↓↓↓
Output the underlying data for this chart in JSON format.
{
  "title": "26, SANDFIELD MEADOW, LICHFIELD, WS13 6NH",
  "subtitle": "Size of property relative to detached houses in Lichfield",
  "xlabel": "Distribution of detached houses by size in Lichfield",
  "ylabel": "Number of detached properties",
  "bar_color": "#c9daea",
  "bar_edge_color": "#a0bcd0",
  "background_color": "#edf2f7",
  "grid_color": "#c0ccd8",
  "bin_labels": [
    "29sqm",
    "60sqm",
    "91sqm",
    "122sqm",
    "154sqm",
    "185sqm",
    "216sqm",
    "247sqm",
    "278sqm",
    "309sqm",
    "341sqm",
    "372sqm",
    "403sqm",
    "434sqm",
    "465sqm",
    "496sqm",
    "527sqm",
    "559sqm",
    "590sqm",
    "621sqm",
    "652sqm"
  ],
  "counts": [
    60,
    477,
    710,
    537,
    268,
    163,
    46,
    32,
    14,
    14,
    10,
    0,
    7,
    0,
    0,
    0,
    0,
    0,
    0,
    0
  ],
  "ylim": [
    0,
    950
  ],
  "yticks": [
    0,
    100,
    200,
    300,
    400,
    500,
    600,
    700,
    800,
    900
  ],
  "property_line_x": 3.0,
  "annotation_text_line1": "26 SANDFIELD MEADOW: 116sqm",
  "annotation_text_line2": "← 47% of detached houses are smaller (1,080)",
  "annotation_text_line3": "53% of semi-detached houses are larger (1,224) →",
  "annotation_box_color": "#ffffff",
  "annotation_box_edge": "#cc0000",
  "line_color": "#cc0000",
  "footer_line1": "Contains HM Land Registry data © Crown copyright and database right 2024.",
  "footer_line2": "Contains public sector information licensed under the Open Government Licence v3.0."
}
↑↑↑
Pull out all lines of the data with the string "SANDFIELD".

Task response:
  "title": "26, SANDFIELD MEADOW, LICHFIELD, WS13 6NH",
  "annotation_text_line1": "26 SANDFIELD MEADOW: 116sqm",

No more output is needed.